§ Directive
Without the images, output each record below as it stands.

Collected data
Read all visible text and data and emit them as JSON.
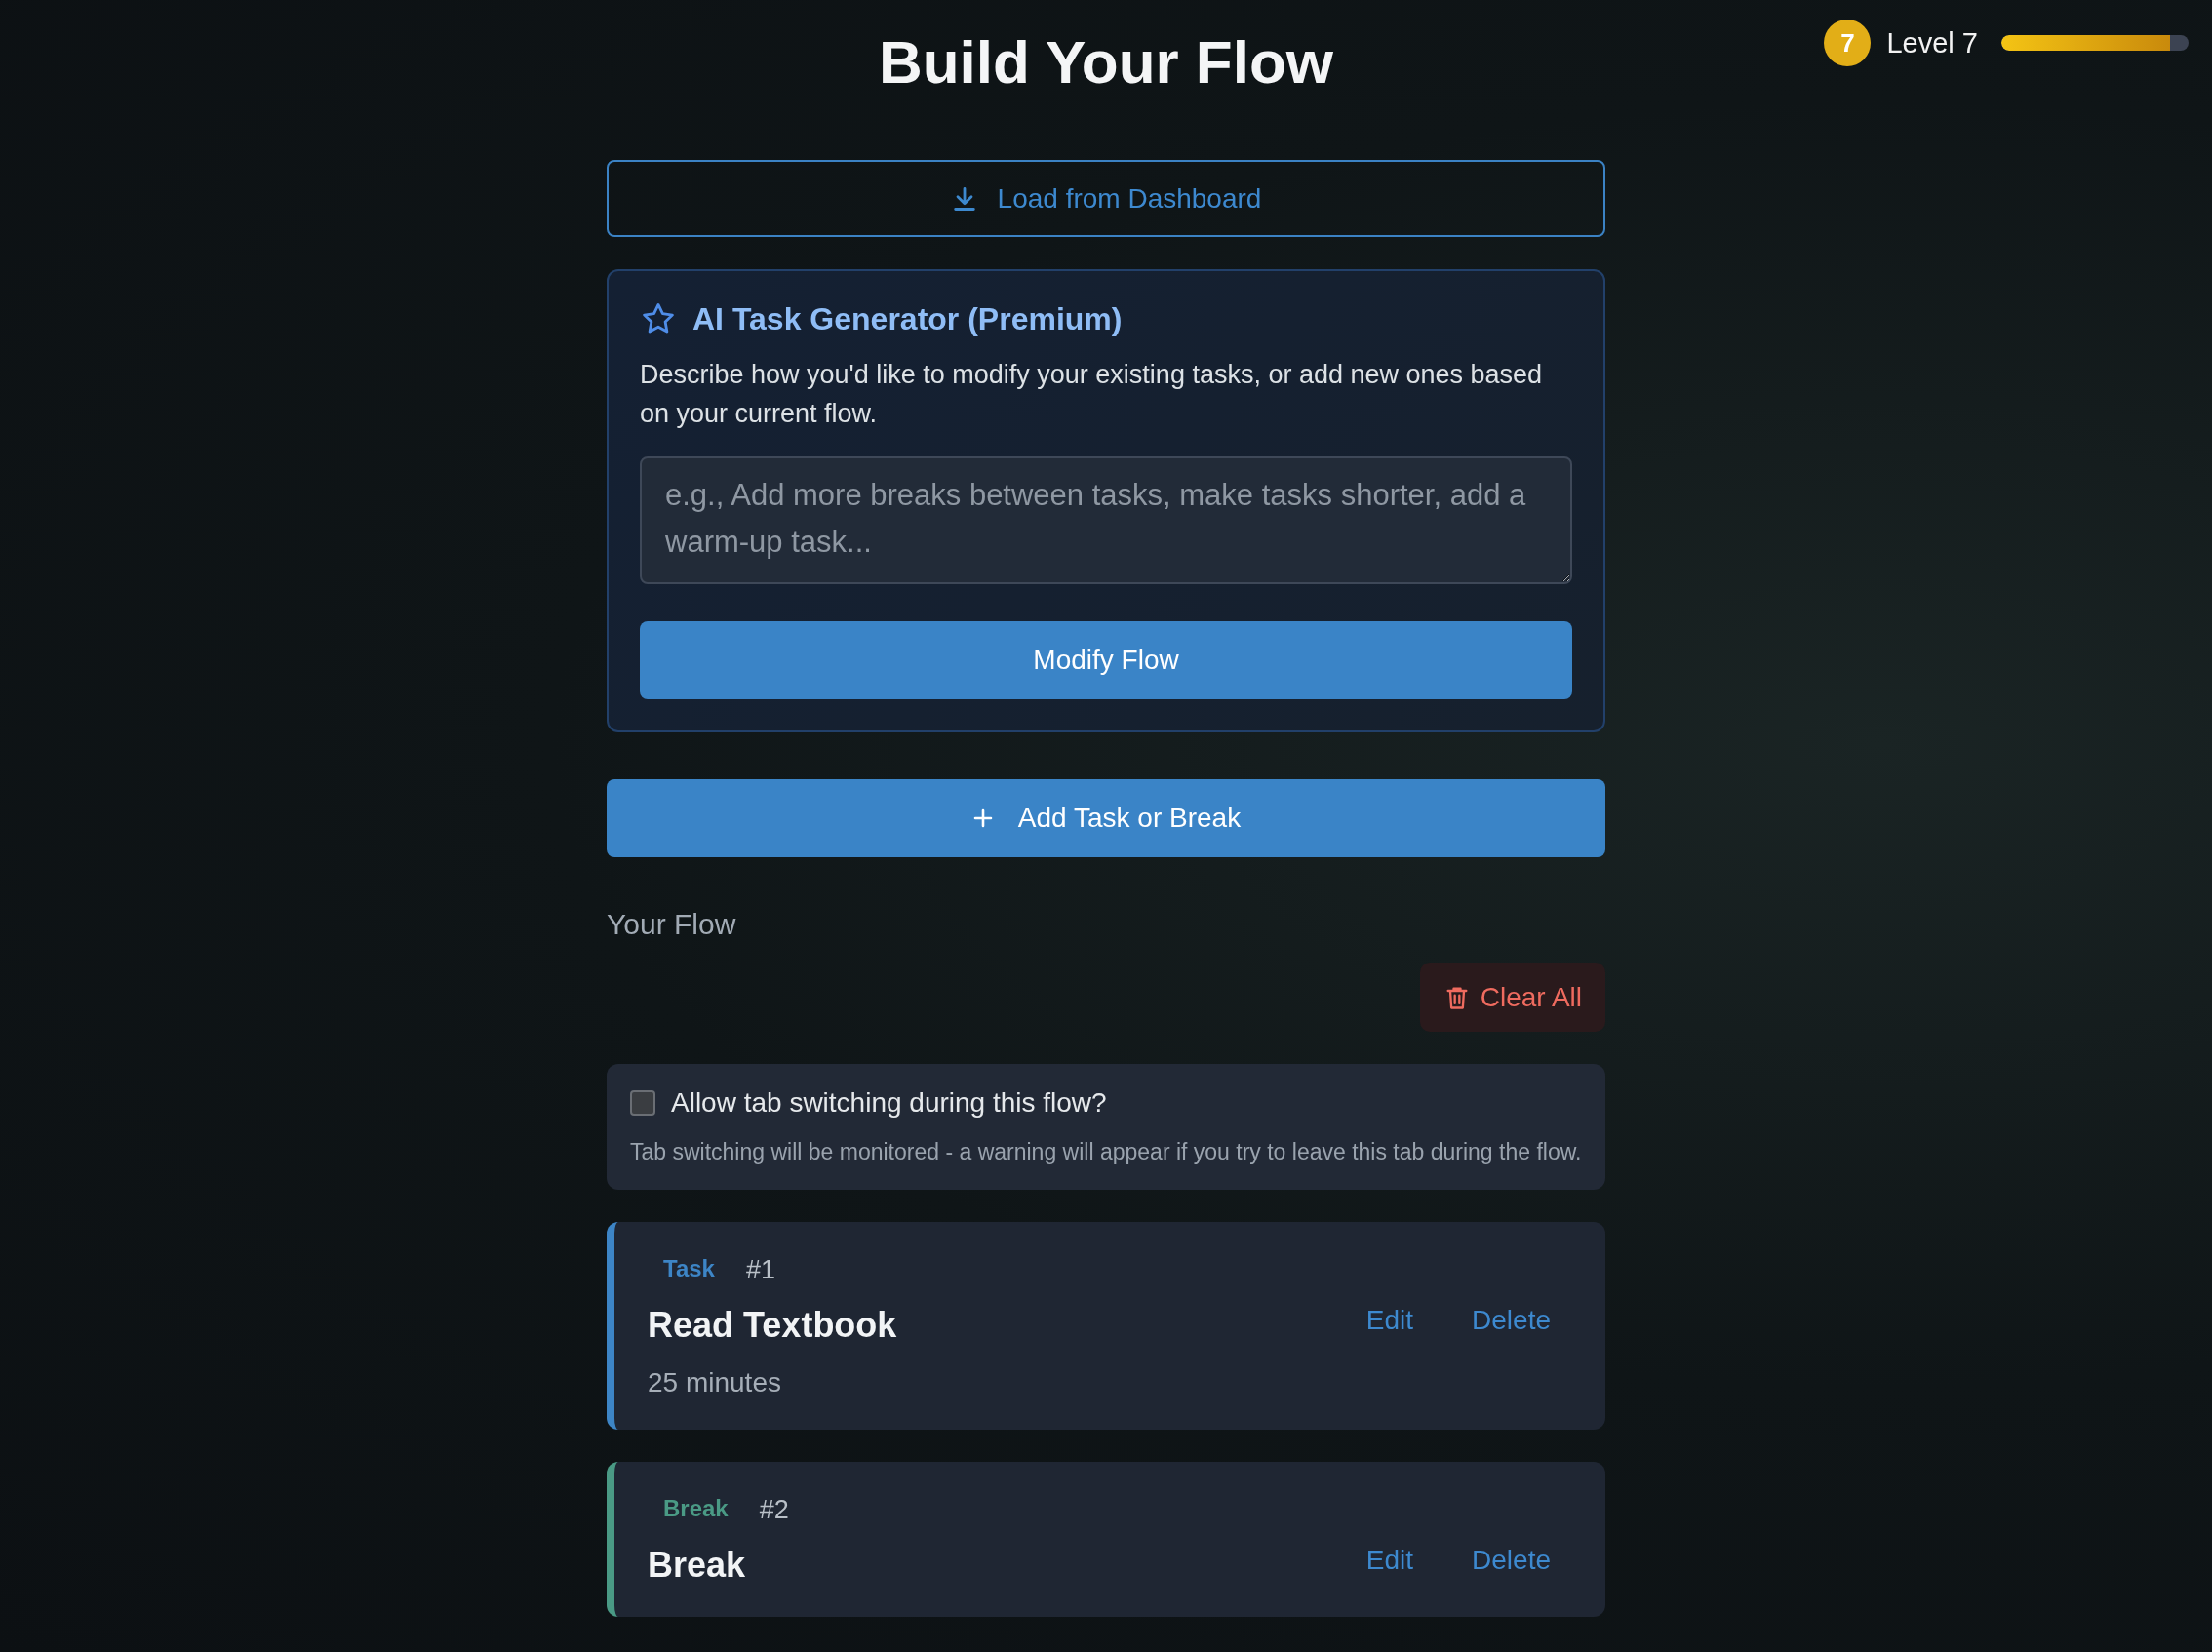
{
  "title": "Build Your Flow",
  "level": {
    "badge": "7",
    "label": "Level 7",
    "level": 0.9
  },
  "load_button": "Load from Dashboard",
  "ai_generator": {
    "title": "AI Task Generator (Premium)",
    "description": "Describe how you'd like to modify your existing tasks, or add new ones based on your current flow.",
    "placeholder": "e.g., Add more breaks between tasks, make tasks shorter, add a warm-up task...",
    "button": "Modify Flow"
  },
  "add_button": "Add Task or Break",
  "flow_heading": "Your Flow",
  "clear_button": "Clear All",
  "tab_switching": {
    "label": "Allow tab switching during this flow?",
    "checked": false,
    "note": "Tab switching will be monitored - a warning will appear if you try to leave this tab during the flow."
  },
  "items": [
    {
      "kind": "task",
      "type": "Task",
      "number": "#1",
      "title": "Read Textbook",
      "duration": "25 minutes",
      "edit": "Edit",
      "delete": "Delete"
    },
    {
      "kind": "break",
      "type": "Break",
      "number": "#2",
      "title": "Break",
      "edit": "Edit",
      "delete": "Delete"
    }
  ]
}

§ Full answer
Read all visible text and data and emit them as JSON.
{
  "title": "Build Your Flow",
  "level": {
    "badge": "7",
    "label": "Level 7",
    "level": 0.9
  },
  "load_button": "Load from Dashboard",
  "ai_generator": {
    "title": "AI Task Generator (Premium)",
    "description": "Describe how you'd like to modify your existing tasks, or add new ones based on your current flow.",
    "placeholder": "e.g., Add more breaks between tasks, make tasks shorter, add a warm-up task...",
    "button": "Modify Flow"
  },
  "add_button": "Add Task or Break",
  "flow_heading": "Your Flow",
  "clear_button": "Clear All",
  "tab_switching": {
    "label": "Allow tab switching during this flow?",
    "checked": false,
    "note": "Tab switching will be monitored - a warning will appear if you try to leave this tab during the flow."
  },
  "items": [
    {
      "kind": "task",
      "type": "Task",
      "number": "#1",
      "title": "Read Textbook",
      "duration": "25 minutes",
      "edit": "Edit",
      "delete": "Delete"
    },
    {
      "kind": "break",
      "type": "Break",
      "number": "#2",
      "title": "Break",
      "edit": "Edit",
      "delete": "Delete"
    }
  ]
}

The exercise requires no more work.